◆ **WRITTEN INSTRUCTION**
Among the lines of these entries, how many hold the word "computer"? State only the number.

◆ **SOURCE DATA**
────────────────

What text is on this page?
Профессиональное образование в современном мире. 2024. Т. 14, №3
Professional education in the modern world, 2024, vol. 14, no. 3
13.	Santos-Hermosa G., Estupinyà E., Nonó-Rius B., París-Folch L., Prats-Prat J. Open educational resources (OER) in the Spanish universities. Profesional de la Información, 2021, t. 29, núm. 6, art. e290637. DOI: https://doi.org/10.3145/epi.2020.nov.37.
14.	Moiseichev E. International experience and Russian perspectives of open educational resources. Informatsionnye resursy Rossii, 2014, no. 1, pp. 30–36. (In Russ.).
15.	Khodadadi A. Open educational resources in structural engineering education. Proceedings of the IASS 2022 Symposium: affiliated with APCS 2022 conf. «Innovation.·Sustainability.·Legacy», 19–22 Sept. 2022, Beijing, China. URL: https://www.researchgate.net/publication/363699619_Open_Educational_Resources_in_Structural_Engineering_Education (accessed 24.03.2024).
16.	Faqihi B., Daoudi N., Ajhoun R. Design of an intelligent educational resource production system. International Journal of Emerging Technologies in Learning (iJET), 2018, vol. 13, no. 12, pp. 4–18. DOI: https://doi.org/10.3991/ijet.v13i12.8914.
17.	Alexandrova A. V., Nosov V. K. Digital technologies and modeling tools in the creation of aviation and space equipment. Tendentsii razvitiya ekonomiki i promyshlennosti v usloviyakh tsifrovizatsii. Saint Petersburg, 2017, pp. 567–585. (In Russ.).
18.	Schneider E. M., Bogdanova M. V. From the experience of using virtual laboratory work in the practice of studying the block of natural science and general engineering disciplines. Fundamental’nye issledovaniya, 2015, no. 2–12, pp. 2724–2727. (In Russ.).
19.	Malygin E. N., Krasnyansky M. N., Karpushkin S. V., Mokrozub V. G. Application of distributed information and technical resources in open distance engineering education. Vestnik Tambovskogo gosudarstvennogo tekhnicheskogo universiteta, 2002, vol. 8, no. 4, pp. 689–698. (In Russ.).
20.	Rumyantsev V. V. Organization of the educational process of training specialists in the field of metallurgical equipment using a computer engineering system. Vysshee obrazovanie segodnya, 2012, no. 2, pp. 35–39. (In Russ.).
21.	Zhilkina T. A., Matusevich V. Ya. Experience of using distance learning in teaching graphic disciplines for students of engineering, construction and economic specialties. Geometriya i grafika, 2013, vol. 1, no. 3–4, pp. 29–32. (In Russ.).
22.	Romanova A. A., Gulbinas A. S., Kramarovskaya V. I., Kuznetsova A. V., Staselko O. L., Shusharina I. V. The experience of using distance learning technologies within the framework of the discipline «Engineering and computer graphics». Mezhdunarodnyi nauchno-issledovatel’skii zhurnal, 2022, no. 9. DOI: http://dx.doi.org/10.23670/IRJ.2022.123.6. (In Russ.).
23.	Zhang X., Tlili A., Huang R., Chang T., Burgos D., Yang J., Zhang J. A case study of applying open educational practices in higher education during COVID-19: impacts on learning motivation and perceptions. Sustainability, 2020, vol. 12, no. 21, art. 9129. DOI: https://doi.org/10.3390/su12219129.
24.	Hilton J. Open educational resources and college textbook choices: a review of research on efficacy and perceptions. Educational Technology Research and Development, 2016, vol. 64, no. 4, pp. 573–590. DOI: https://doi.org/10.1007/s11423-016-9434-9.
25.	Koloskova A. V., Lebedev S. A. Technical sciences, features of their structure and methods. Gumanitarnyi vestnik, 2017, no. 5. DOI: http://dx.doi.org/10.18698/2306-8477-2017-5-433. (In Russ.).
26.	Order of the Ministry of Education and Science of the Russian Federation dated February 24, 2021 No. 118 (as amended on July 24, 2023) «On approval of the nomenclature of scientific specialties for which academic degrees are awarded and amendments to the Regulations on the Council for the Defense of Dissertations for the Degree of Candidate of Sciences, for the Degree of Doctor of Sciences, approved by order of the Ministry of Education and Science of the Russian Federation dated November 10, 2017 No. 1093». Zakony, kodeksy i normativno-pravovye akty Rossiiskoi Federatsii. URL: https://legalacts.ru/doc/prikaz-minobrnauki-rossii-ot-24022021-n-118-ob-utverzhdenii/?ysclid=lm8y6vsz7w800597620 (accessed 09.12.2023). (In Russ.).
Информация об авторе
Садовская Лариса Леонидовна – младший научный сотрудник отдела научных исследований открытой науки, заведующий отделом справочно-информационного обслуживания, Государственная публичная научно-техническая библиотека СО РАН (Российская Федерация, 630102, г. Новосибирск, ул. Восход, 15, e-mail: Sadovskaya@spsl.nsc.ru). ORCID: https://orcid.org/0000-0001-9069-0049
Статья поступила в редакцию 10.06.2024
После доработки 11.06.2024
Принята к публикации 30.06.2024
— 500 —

────────────────

◆ **WRITTEN RESPONSE**
2